◆ TASK DIRECTIONS ◆
Write the records out again, keeping each line exactly as it is.
# MATERIAL SHOWN start
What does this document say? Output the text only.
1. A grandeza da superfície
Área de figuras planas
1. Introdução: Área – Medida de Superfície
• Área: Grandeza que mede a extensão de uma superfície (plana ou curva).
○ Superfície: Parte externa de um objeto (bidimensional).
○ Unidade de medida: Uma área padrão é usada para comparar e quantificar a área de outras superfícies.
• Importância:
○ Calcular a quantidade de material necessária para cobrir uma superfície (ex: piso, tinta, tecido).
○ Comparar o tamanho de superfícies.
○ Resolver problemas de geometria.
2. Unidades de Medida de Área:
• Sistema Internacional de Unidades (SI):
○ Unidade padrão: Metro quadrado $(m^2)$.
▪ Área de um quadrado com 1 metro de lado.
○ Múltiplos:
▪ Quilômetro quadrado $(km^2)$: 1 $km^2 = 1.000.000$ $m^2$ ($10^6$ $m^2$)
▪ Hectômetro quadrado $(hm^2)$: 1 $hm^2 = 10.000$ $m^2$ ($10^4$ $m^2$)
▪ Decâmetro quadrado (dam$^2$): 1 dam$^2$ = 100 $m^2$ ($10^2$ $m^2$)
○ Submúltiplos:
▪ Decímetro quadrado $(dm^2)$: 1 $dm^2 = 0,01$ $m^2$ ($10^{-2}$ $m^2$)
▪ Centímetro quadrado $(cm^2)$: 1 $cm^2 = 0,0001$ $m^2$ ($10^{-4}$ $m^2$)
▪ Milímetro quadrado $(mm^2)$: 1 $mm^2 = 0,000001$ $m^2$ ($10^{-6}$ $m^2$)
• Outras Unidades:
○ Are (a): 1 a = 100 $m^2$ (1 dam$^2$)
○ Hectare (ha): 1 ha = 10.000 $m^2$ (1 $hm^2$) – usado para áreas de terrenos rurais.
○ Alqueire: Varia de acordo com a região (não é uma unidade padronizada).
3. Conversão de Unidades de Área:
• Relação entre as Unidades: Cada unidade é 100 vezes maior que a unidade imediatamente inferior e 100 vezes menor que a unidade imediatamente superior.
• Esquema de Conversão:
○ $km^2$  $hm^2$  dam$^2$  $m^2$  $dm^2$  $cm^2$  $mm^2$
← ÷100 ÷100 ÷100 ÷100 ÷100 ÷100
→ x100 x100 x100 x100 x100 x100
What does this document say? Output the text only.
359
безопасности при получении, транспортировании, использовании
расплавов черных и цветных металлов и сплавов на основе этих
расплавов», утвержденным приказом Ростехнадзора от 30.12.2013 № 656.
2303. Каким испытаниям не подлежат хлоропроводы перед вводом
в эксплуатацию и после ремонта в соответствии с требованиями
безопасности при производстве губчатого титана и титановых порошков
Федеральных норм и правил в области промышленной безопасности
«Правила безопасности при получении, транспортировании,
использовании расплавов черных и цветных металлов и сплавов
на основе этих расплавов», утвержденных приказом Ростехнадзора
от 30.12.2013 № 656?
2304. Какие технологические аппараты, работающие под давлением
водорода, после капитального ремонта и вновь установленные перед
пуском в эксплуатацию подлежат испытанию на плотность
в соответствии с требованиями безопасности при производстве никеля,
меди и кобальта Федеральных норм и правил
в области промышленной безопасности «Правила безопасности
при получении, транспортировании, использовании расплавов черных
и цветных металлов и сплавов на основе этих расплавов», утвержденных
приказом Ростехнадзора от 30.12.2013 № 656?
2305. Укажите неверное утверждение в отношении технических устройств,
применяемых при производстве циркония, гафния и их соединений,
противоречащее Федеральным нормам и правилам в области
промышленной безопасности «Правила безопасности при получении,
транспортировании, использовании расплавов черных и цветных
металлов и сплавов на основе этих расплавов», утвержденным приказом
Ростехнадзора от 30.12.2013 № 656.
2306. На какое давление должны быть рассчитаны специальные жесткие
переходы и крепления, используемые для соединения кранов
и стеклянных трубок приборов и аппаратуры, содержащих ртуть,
# MATERIAL SHOWN end
◆ RESPONSE BELOW ◆
What does this document say? Output the text only.
1. A grandeza da superfície
Área de figuras planas
1. Introdução: Área – Medida de Superfície
• Área: Grandeza que mede a extensão de uma superfície (plana ou curva).
○ Superfície: Parte externa de um objeto (bidimensional).
○ Unidade de medida: Uma área padrão é usada para comparar e quantificar a área de outras superfícies.
• Importância:
○ Calcular a quantidade de material necessária para cobrir uma superfície (ex: piso, tinta, tecido).
○ Comparar o tamanho de superfícies.
○ Resolver problemas de geometria.
2. Unidades de Medida de Área:
• Sistema Internacional de Unidades (SI):
○ Unidade padrão: Metro quadrado $(m^2)$.
▪ Área de um quadrado com 1 metro de lado.
○ Múltiplos:
▪ Quilômetro quadrado $(km^2)$: 1 $km^2 = 1.000.000$ $m^2$ ($10^6$ $m^2$)
▪ Hectômetro quadrado $(hm^2)$: 1 $hm^2 = 10.000$ $m^2$ ($10^4$ $m^2$)
▪ Decâmetro quadrado (dam$^2$): 1 dam$^2$ = 100 $m^2$ ($10^2$ $m^2$)
○ Submúltiplos:
▪ Decímetro quadrado $(dm^2)$: 1 $dm^2 = 0,01$ $m^2$ ($10^{-2}$ $m^2$)
▪ Centímetro quadrado $(cm^2)$: 1 $cm^2 = 0,0001$ $m^2$ ($10^{-4}$ $m^2$)
▪ Milímetro quadrado $(mm^2)$: 1 $mm^2 = 0,000001$ $m^2$ ($10^{-6}$ $m^2$)
• Outras Unidades:
○ Are (a): 1 a = 100 $m^2$ (1 dam$^2$)
○ Hectare (ha): 1 ha = 10.000 $m^2$ (1 $hm^2$) – usado para áreas de terrenos rurais.
○ Alqueire: Varia de acordo com a região (não é uma unidade padronizada).
3. Conversão de Unidades de Área:
• Relação entre as Unidades: Cada unidade é 100 vezes maior que a unidade imediatamente inferior e 100 vezes menor que a unidade imediatamente superior.
• Esquema de Conversão:
○ $km^2$  $hm^2$  dam$^2$  $m^2$  $dm^2$  $cm^2$  $mm^2$
← ÷100 ÷100 ÷100 ÷100 ÷100 ÷100
→ x100 x100 x100 x100 x100 x100
What does this document say? Output the text only.
359
безопасности при получении, транспортировании, использовании
расплавов черных и цветных металлов и сплавов на основе этих
расплавов», утвержденным приказом Ростехнадзора от 30.12.2013 № 656.
2303. Каким испытаниям не подлежат хлоропроводы перед вводом
в эксплуатацию и после ремонта в соответствии с требованиями
безопасности при производстве губчатого титана и титановых порошков
Федеральных норм и правил в области промышленной безопасности
«Правила безопасности при получении, транспортировании,
использовании расплавов черных и цветных металлов и сплавов
на основе этих расплавов», утвержденных приказом Ростехнадзора
от 30.12.2013 № 656?
2304. Какие технологические аппараты, работающие под давлением
водорода, после капитального ремонта и вновь установленные перед
пуском в эксплуатацию подлежат испытанию на плотность
в соответствии с требованиями безопасности при производстве никеля,
меди и кобальта Федеральных норм и правил
в области промышленной безопасности «Правила безопасности
при получении, транспортировании, использовании расплавов черных
и цветных металлов и сплавов на основе этих расплавов», утвержденных
приказом Ростехнадзора от 30.12.2013 № 656?
2305. Укажите неверное утверждение в отношении технических устройств,
применяемых при производстве циркония, гафния и их соединений,
противоречащее Федеральным нормам и правилам в области
промышленной безопасности «Правила безопасности при получении,
транспортировании, использовании расплавов черных и цветных
металлов и сплавов на основе этих расплавов», утвержденным приказом
Ростехнадзора от 30.12.2013 № 656.
2306. На какое давление должны быть рассчитаны специальные жесткие
переходы и крепления, используемые для соединения кранов
и стеклянных трубок приборов и аппаратуры, содержащих ртуть,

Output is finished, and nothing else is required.